• [Work to do]: Show each line of the data below that contains the string "callout".

[start]

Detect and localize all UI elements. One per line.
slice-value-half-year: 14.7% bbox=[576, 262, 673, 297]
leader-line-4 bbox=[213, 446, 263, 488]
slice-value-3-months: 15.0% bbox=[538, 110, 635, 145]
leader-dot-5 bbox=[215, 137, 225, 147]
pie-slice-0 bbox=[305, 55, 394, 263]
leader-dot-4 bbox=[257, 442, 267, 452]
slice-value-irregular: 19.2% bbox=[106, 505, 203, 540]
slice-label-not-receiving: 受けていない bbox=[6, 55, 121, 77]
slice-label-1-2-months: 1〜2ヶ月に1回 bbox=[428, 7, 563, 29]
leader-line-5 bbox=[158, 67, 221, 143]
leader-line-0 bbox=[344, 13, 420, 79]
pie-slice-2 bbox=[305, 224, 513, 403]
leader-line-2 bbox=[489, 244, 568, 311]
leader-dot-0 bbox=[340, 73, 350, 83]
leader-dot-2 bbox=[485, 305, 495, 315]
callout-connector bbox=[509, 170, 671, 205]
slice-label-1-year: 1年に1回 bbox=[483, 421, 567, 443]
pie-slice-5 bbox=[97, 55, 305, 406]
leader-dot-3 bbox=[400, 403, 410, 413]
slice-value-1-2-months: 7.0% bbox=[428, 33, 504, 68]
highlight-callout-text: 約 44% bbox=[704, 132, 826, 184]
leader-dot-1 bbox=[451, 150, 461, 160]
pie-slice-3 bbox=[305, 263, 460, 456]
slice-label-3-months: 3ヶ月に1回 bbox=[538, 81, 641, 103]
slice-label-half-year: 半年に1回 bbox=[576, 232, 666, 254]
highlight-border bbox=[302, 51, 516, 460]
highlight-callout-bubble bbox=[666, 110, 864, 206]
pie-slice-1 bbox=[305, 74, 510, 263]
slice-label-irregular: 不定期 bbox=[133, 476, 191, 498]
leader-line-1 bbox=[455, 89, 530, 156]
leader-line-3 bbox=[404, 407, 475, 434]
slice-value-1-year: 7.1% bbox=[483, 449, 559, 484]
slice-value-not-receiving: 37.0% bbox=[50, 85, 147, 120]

[end]

• [Completed exercise]:
callout-connector bbox=[509, 170, 671, 205]
highlight-callout-text: 約 44% bbox=[704, 132, 826, 184]
highlight-callout-bubble bbox=[666, 110, 864, 206]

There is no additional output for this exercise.